▶ What is being asked
Report each line of the data that includes the word "Verg".

▶ Material
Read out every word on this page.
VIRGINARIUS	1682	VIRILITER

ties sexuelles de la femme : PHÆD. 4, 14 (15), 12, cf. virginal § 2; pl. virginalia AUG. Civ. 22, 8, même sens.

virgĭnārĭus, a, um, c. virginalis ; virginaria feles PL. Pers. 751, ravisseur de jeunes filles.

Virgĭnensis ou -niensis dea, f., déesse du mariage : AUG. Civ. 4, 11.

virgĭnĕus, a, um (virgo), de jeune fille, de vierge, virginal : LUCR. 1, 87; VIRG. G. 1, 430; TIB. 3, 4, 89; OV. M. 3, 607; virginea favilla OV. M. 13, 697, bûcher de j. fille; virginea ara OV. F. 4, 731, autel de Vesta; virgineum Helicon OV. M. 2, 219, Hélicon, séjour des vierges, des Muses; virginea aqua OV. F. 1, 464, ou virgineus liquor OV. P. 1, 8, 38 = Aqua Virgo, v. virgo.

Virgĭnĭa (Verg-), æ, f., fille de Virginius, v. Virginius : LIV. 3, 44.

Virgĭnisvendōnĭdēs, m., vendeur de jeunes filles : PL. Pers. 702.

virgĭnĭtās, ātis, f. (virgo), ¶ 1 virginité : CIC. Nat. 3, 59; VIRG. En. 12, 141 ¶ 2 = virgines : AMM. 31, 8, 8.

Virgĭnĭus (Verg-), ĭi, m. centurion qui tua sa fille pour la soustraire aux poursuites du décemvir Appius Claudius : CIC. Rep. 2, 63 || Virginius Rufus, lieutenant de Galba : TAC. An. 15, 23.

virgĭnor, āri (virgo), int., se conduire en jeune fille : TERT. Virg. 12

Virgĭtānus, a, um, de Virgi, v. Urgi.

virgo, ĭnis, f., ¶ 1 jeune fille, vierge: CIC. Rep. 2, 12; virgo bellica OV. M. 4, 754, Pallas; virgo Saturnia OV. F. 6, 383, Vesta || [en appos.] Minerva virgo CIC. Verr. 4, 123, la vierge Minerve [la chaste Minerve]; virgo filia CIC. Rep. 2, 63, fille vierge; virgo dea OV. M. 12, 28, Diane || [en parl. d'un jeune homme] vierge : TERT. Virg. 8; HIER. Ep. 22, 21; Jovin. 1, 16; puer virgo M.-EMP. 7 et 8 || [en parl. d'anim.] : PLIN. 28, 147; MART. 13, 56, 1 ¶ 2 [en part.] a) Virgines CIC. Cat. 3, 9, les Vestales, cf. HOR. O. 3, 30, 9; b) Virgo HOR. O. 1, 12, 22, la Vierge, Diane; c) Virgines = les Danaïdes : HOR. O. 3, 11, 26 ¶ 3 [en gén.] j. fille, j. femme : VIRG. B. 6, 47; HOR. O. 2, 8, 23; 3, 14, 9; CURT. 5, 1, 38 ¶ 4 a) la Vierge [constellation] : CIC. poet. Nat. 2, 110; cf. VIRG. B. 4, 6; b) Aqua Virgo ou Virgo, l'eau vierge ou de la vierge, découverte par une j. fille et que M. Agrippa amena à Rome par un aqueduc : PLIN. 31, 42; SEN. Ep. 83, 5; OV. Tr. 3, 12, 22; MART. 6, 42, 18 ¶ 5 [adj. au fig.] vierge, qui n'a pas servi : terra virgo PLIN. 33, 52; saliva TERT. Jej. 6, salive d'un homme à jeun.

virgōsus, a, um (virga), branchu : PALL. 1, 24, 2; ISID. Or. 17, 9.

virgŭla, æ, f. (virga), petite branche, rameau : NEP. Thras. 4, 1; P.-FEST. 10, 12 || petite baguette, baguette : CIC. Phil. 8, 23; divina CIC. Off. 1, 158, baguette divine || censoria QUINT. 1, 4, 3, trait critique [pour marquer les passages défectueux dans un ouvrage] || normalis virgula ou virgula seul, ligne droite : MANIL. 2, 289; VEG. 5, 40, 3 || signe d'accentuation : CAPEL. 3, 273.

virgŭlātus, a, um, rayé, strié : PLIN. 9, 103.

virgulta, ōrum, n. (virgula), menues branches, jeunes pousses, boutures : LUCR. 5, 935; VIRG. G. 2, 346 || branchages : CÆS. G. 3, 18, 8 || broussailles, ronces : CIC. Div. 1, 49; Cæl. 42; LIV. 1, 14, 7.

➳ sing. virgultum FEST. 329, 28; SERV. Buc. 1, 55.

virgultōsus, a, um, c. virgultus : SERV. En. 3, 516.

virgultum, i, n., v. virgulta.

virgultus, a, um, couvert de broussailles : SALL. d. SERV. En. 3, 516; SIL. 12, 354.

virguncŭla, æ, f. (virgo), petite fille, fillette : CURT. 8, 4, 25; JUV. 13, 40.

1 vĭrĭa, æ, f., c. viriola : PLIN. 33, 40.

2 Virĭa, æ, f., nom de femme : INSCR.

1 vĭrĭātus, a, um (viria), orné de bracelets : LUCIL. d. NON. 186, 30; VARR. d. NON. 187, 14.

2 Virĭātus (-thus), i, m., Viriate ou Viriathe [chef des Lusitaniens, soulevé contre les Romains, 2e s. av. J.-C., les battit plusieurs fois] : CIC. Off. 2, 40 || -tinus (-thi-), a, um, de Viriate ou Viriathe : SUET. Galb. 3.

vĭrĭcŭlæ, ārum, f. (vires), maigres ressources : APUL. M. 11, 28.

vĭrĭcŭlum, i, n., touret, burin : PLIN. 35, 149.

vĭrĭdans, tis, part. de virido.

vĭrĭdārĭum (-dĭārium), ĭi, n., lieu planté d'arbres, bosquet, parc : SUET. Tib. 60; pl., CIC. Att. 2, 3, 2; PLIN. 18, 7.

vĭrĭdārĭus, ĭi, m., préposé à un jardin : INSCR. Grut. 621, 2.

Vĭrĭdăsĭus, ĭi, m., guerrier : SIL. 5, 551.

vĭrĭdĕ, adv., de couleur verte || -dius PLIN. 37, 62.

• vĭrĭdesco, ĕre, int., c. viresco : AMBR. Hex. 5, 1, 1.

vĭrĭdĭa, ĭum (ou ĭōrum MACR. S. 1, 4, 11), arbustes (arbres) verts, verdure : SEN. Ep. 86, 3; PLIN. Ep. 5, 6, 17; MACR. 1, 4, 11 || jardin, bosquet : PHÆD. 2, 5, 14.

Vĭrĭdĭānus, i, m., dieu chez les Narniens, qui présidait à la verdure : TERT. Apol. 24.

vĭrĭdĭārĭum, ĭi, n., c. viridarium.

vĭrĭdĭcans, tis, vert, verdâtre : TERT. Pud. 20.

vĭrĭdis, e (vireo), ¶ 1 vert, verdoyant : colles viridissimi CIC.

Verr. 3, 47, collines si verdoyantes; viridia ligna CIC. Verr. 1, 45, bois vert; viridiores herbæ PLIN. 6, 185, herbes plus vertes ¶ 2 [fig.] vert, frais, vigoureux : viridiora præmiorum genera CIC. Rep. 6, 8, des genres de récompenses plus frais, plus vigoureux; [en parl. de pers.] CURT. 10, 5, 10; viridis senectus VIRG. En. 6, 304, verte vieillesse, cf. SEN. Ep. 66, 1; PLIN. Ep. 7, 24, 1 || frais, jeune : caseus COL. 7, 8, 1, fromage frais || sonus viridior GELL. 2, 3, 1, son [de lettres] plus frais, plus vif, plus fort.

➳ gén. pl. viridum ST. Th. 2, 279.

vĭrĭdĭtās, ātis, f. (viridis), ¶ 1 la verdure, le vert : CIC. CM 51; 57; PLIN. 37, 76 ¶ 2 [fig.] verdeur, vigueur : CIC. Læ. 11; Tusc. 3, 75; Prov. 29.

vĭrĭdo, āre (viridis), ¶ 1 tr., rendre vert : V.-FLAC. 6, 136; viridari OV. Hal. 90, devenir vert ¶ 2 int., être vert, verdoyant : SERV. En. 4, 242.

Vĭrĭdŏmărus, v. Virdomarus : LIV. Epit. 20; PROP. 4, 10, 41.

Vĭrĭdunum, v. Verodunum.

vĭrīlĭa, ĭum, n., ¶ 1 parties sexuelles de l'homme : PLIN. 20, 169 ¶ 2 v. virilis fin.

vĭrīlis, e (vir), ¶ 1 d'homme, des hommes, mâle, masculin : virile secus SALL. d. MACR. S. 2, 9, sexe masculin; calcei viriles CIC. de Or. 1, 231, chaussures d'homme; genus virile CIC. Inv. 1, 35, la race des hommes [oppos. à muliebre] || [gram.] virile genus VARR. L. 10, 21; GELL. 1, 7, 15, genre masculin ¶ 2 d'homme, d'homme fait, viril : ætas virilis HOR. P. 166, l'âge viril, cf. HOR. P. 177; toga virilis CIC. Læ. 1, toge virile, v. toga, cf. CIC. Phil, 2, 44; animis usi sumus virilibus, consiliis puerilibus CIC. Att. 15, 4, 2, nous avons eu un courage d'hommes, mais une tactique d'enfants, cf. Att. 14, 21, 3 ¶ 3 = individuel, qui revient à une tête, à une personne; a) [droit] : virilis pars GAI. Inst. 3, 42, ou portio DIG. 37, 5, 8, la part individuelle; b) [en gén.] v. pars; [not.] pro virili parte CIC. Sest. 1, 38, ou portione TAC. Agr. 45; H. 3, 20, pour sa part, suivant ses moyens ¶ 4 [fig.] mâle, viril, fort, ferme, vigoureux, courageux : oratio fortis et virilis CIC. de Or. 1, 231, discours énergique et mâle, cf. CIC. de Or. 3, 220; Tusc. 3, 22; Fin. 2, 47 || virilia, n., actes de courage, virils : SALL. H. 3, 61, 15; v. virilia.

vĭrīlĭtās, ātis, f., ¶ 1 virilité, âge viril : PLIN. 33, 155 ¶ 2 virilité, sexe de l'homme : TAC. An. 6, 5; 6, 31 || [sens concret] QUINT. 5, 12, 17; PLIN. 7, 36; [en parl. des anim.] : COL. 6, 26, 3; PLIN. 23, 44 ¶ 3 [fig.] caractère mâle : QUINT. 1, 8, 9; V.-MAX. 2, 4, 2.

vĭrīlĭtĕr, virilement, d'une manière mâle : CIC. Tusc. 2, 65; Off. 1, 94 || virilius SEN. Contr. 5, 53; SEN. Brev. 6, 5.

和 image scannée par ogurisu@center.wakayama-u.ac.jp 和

▶ Answer for this exercise
Virgĭnĭa (Verg-), æ, f., fille de Virginius, v. Virginius : LIV. 3, 44.
Virgĭnĭus (Verg-), ĭi, m. centurion qui tua sa fille pour la soustraire aux poursuites du décemvir Appius Claudius : CIC. Rep. 2, 63 || Virginius Rufus, lieutenant de Galba : TAC. An. 15, 23.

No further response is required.